Directions for this task
Pull every line containing "如保举不当" from the entries.

•••

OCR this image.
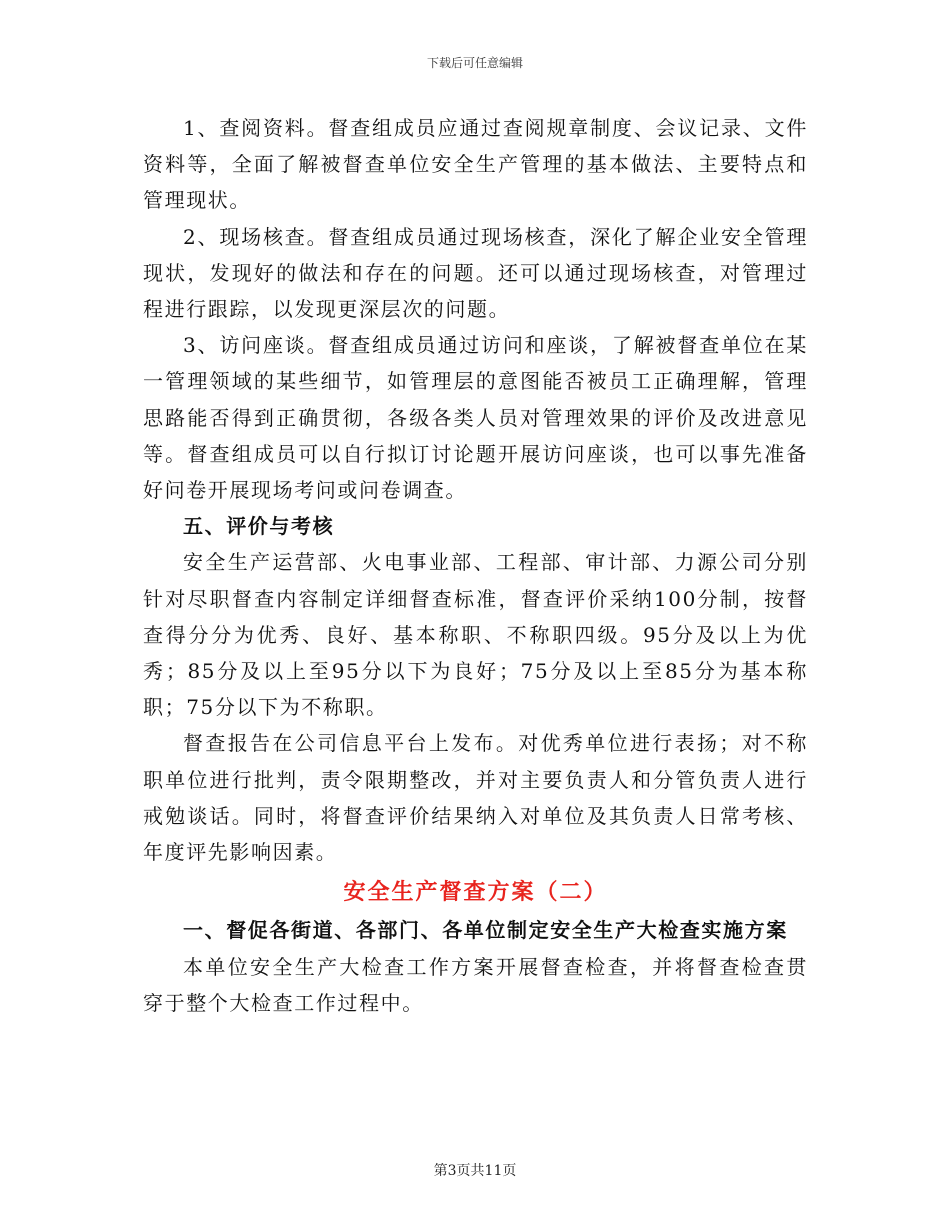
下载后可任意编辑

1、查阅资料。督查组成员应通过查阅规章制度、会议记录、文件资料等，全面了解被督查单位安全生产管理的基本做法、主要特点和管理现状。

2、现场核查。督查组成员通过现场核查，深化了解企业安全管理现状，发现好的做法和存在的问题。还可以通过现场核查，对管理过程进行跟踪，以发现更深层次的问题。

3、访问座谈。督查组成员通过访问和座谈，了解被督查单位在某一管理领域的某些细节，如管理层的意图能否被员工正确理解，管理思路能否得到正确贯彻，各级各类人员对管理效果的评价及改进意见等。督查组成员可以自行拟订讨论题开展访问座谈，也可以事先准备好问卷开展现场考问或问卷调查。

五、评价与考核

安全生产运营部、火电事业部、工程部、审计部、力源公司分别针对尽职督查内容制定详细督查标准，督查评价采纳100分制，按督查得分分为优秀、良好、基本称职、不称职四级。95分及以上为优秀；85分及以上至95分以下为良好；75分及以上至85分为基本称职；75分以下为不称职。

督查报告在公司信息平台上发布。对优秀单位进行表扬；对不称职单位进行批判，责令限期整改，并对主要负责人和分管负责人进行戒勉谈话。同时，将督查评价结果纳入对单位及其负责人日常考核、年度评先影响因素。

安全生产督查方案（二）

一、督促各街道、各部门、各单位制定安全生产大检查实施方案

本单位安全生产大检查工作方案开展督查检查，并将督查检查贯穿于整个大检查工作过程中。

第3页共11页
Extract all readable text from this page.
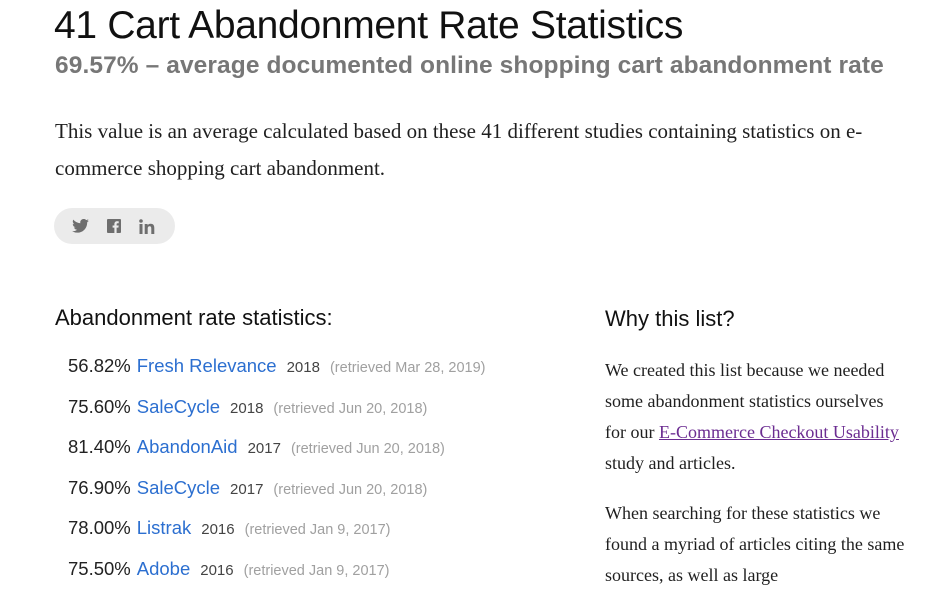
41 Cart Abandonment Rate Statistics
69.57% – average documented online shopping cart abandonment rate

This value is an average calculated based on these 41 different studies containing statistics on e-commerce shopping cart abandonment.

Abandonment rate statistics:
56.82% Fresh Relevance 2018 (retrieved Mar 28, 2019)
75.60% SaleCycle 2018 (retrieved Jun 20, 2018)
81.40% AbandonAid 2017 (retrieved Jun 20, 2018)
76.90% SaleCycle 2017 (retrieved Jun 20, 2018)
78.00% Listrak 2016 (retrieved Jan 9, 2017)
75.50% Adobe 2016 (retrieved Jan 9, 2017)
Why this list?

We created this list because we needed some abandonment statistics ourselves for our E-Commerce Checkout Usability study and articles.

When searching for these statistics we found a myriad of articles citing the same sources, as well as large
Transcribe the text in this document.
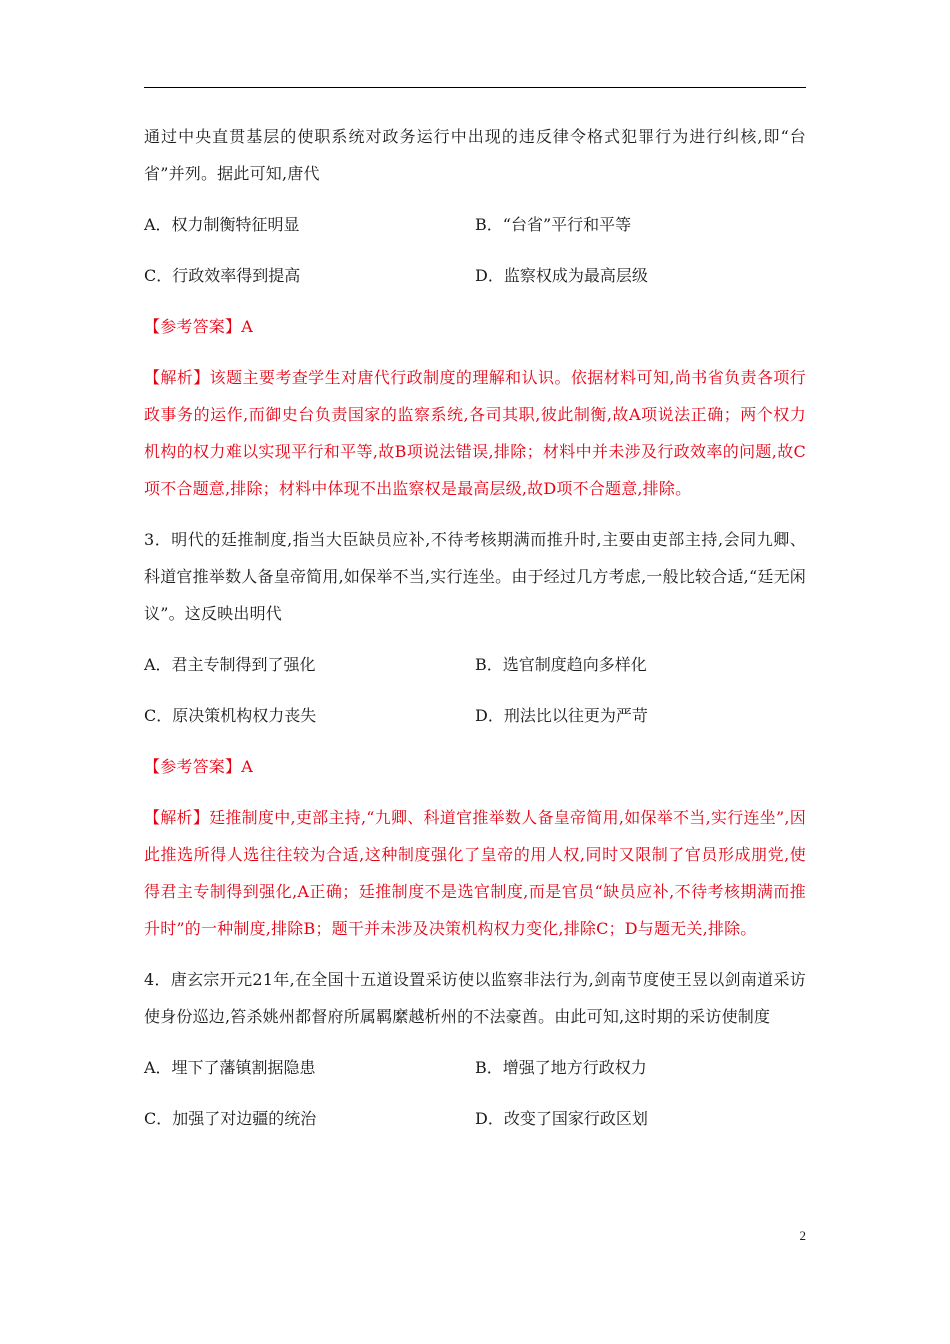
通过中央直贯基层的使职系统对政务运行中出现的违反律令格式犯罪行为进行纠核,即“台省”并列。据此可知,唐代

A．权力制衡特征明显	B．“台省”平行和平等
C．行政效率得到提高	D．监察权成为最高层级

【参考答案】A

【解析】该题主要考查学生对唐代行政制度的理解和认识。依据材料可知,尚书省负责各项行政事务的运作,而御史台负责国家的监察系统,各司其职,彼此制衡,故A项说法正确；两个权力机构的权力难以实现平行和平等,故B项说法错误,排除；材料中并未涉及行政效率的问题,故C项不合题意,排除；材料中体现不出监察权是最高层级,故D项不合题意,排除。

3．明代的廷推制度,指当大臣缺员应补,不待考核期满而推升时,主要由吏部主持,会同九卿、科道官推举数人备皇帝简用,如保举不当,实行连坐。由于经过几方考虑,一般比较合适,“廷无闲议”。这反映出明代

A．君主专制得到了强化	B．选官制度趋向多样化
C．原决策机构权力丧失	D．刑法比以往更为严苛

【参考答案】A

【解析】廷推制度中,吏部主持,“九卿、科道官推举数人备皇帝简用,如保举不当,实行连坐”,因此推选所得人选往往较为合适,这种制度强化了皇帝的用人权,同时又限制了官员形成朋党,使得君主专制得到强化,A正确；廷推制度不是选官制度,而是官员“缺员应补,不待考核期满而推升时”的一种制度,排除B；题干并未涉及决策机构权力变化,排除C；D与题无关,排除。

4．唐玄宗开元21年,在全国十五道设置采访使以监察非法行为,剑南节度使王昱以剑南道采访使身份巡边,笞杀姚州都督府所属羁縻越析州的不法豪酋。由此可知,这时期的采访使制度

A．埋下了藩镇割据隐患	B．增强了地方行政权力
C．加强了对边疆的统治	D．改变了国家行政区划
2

•••

Full answer
3．明代的廷推制度,指当大臣缺员应补,不待考核期满而推升时,主要由吏部主持,会同九卿、科道官推举数人备皇帝简用,如保举不当,实行连坐。由于经过几方考虑,一般比较合适,“廷无闲议”。这反映出明代
【解析】廷推制度中,吏部主持,“九卿、科道官推举数人备皇帝简用,如保举不当,实行连坐”,因此推选所得人选往往较为合适,这种制度强化了皇帝的用人权,同时又限制了官员形成朋党,使得君主专制得到强化,A正确；廷推制度不是选官制度,而是官员“缺员应补,不待考核期满而推升时”的一种制度,排除B；题干并未涉及决策机构权力变化,排除C；D与题无关,排除。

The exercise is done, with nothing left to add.